§ Exercise
Reproduce the listing exactly, with no pictures in your copy.

§ Source data

Start

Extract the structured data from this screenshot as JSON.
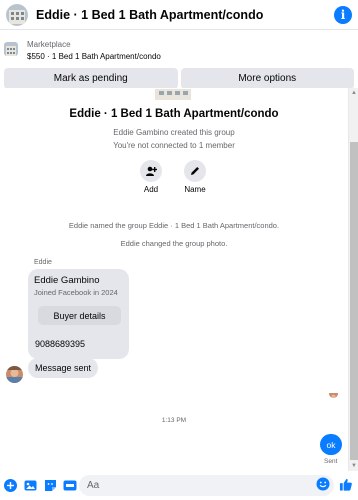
{
  "header": {
    "title": "Eddie · 1 Bed 1 Bath Apartment/condo",
    "info_glyph": "i"
  },
  "marketplace": {
    "label": "Marketplace",
    "listing": "$550 · 1 Bed 1 Bath Apartment/condo",
    "buttons": {
      "pending": "Mark as pending",
      "more": "More options"
    }
  },
  "conversation": {
    "group_name": "Eddie · 1 Bed 1 Bath Apartment/condo",
    "created_text": "Eddie Gambino created this group",
    "connected_text": "You're not connected to 1 member",
    "actions": {
      "add": "Add",
      "name": "Name"
    },
    "system_messages": [
      "Eddie named the group Eddie · 1 Bed 1 Bath Apartment/condo.",
      "Eddie changed the group photo."
    ],
    "sender_name": "Eddie",
    "profile_card": {
      "name": "Eddie Gambino",
      "joined": "Joined Facebook in 2024",
      "button": "Buyer details"
    },
    "messages": [
      "9088689395",
      "Message sent"
    ],
    "timestamp": "1:13 PM",
    "outgoing": {
      "text": "ok",
      "status": "Sent"
    }
  },
  "composer": {
    "placeholder": "Aa"
  },
  "colors": {
    "accent": "#0a7cff",
    "bubble": "#e4e6eb",
    "secondary_text": "#65676b"
  }
}
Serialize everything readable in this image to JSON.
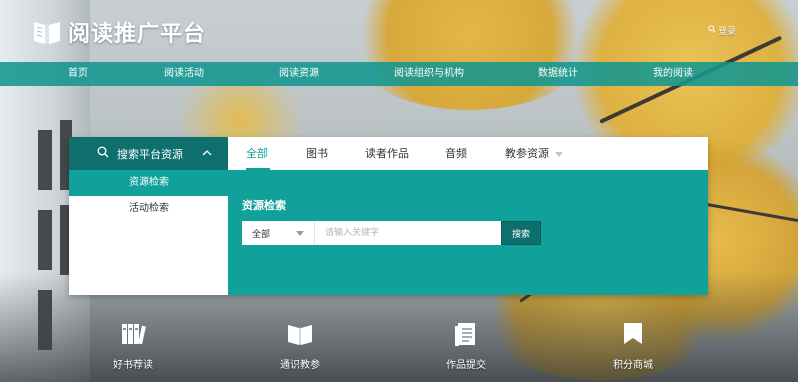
{
  "header": {
    "site_title": "阅读推广平台",
    "login_label": "登录"
  },
  "nav": {
    "items": [
      {
        "label": "首页"
      },
      {
        "label": "阅读活动"
      },
      {
        "label": "阅读资源"
      },
      {
        "label": "阅读组织与机构"
      },
      {
        "label": "数据统计"
      },
      {
        "label": "我的阅读"
      }
    ]
  },
  "search_panel": {
    "side_title": "搜索平台资源",
    "side_items": [
      {
        "label": "资源检索",
        "active": true
      },
      {
        "label": "活动检索",
        "active": false
      }
    ],
    "tabs": [
      {
        "label": "全部",
        "active": true
      },
      {
        "label": "图书"
      },
      {
        "label": "读者作品"
      },
      {
        "label": "音频"
      },
      {
        "label": "教参资源"
      }
    ],
    "section_title": "资源检索",
    "category_select": "全部",
    "keyword_placeholder": "请输入关键字",
    "search_button": "搜索"
  },
  "quick_links": [
    {
      "label": "好书荐读",
      "icon": "books-icon"
    },
    {
      "label": "通识教参",
      "icon": "open-book-icon"
    },
    {
      "label": "作品提交",
      "icon": "document-icon"
    },
    {
      "label": "积分商城",
      "icon": "bookmark-flag-icon"
    }
  ],
  "colors": {
    "accent": "#10a19b",
    "accent_dark": "#0e6f6d",
    "nav_bg": "#129690"
  }
}
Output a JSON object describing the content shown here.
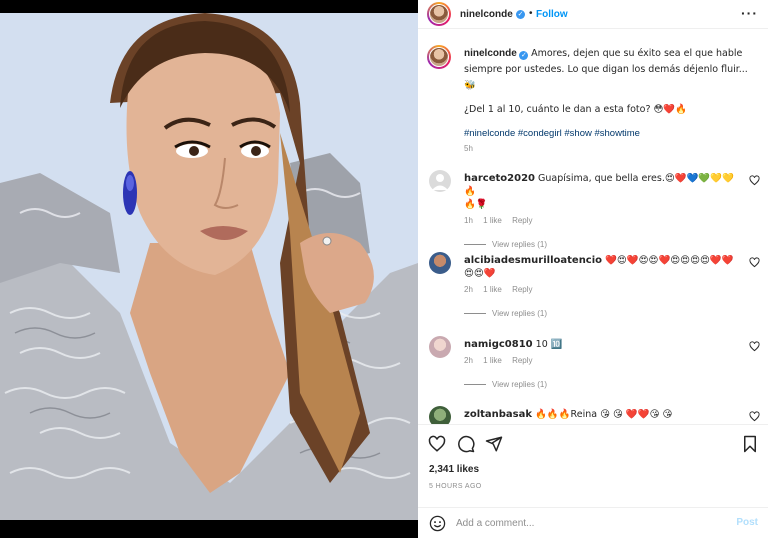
{
  "post": {
    "author": "ninelconde",
    "follow_label": "Follow",
    "separator": "•",
    "caption_line1": "Amores, dejen que su éxito sea el que hable",
    "caption_line2": "siempre por ustedes. Lo que digan los demás déjenlo fluir...",
    "caption_line3": "🐝",
    "caption_line4": "¿Del 1 al 10, cuánto le dan a esta foto? 😳❤️🔥",
    "hashtags": [
      "#ninelconde",
      "#condegirl",
      "#show",
      "#showtime"
    ],
    "caption_age": "5h",
    "likes": "2,341 likes",
    "posted": "5 HOURS AGO"
  },
  "comments": [
    {
      "username": "harceto2020",
      "text": "Guapísima, que bella eres.😍❤️💙💚💛💛🔥",
      "text2": "🔥🌹",
      "age": "1h",
      "likes": "1 like",
      "reply": "Reply",
      "view_replies": "View replies (1)"
    },
    {
      "username": "alcibiadesmurilloatencio",
      "text": "❤️😍❤️😍😍❤️😍😍😍😍❤️❤️",
      "text2": "😍😍❤️",
      "age": "2h",
      "likes": "1 like",
      "reply": "Reply",
      "view_replies": "View replies (1)"
    },
    {
      "username": "namigc0810",
      "text": "10 🔟",
      "age": "2h",
      "likes": "1 like",
      "reply": "Reply",
      "view_replies": "View replies (1)"
    },
    {
      "username": "zoltanbasak",
      "text": "🔥🔥🔥Reina 😘 😘 ❤️❤️😘 😘"
    }
  ],
  "add_comment": {
    "placeholder": "Add a comment...",
    "post_label": "Post"
  },
  "colors": {
    "accent": "#0095f6",
    "heart": "#ed4956",
    "muted": "#8e8e8e"
  }
}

End

§ The output
Extract the structured data from this screenshot as JSON.
{
  "header": {
    "title": "Eddie · 1 Bed 1 Bath Apartment/condo",
    "info_glyph": "i"
  },
  "marketplace": {
    "label": "Marketplace",
    "listing": "$550 · 1 Bed 1 Bath Apartment/condo",
    "buttons": {
      "pending": "Mark as pending",
      "more": "More options"
    }
  },
  "conversation": {
    "group_name": "Eddie · 1 Bed 1 Bath Apartment/condo",
    "created_text": "Eddie Gambino created this group",
    "connected_text": "You're not connected to 1 member",
    "actions": {
      "add": "Add",
      "name": "Name"
    },
    "system_messages": [
      "Eddie named the group Eddie · 1 Bed 1 Bath Apartment/condo.",
      "Eddie changed the group photo."
    ],
    "sender_name": "Eddie",
    "profile_card": {
      "name": "Eddie Gambino",
      "joined": "Joined Facebook in 2024",
      "button": "Buyer details"
    },
    "messages": [
      "9088689395",
      "Message sent"
    ],
    "timestamp": "1:13 PM",
    "outgoing": {
      "text": "ok",
      "status": "Sent"
    }
  },
  "composer": {
    "placeholder": "Aa"
  },
  "colors": {
    "accent": "#0a7cff",
    "bubble": "#e4e6eb",
    "secondary_text": "#65676b"
  }
}
Serialize everything readable in this image to JSON.
{
  "header": {
    "site_title": "阅读推广平台",
    "login_label": "登录"
  },
  "nav": {
    "items": [
      {
        "label": "首页"
      },
      {
        "label": "阅读活动"
      },
      {
        "label": "阅读资源"
      },
      {
        "label": "阅读组织与机构"
      },
      {
        "label": "数据统计"
      },
      {
        "label": "我的阅读"
      }
    ]
  },
  "search_panel": {
    "side_title": "搜索平台资源",
    "side_items": [
      {
        "label": "资源检索",
        "active": true
      },
      {
        "label": "活动检索",
        "active": false
      }
    ],
    "tabs": [
      {
        "label": "全部",
        "active": true
      },
      {
        "label": "图书"
      },
      {
        "label": "读者作品"
      },
      {
        "label": "音频"
      },
      {
        "label": "教参资源"
      }
    ],
    "section_title": "资源检索",
    "category_select": "全部",
    "keyword_placeholder": "请输入关键字",
    "search_button": "搜索"
  },
  "quick_links": [
    {
      "label": "好书荐读",
      "icon": "books-icon"
    },
    {
      "label": "通识教参",
      "icon": "open-book-icon"
    },
    {
      "label": "作品提交",
      "icon": "document-icon"
    },
    {
      "label": "积分商城",
      "icon": "bookmark-flag-icon"
    }
  ],
  "colors": {
    "accent": "#10a19b",
    "accent_dark": "#0e6f6d",
    "nav_bg": "#129690"
  }
}
Output a JSON object describing the content shown here.
{
  "post": {
    "author": "ninelconde",
    "follow_label": "Follow",
    "separator": "•",
    "caption_line1": "Amores, dejen que su éxito sea el que hable",
    "caption_line2": "siempre por ustedes. Lo que digan los demás déjenlo fluir...",
    "caption_line3": "🐝",
    "caption_line4": "¿Del 1 al 10, cuánto le dan a esta foto? 😳❤️🔥",
    "hashtags": [
      "#ninelconde",
      "#condegirl",
      "#show",
      "#showtime"
    ],
    "caption_age": "5h",
    "likes": "2,341 likes",
    "posted": "5 HOURS AGO"
  },
  "comments": [
    {
      "username": "harceto2020",
      "text": "Guapísima, que bella eres.😍❤️💙💚💛💛🔥",
      "text2": "🔥🌹",
      "age": "1h",
      "likes": "1 like",
      "reply": "Reply",
      "view_replies": "View replies (1)"
    },
    {
      "username": "alcibiadesmurilloatencio",
      "text": "❤️😍❤️😍😍❤️😍😍😍😍❤️❤️",
      "text2": "😍😍❤️",
      "age": "2h",
      "likes": "1 like",
      "reply": "Reply",
      "view_replies": "View replies (1)"
    },
    {
      "username": "namigc0810",
      "text": "10 🔟",
      "age": "2h",
      "likes": "1 like",
      "reply": "Reply",
      "view_replies": "View replies (1)"
    },
    {
      "username": "zoltanbasak",
      "text": "🔥🔥🔥Reina 😘 😘 ❤️❤️😘 😘"
    }
  ],
  "add_comment": {
    "placeholder": "Add a comment...",
    "post_label": "Post"
  },
  "colors": {
    "accent": "#0095f6",
    "heart": "#ed4956",
    "muted": "#8e8e8e"
  }
}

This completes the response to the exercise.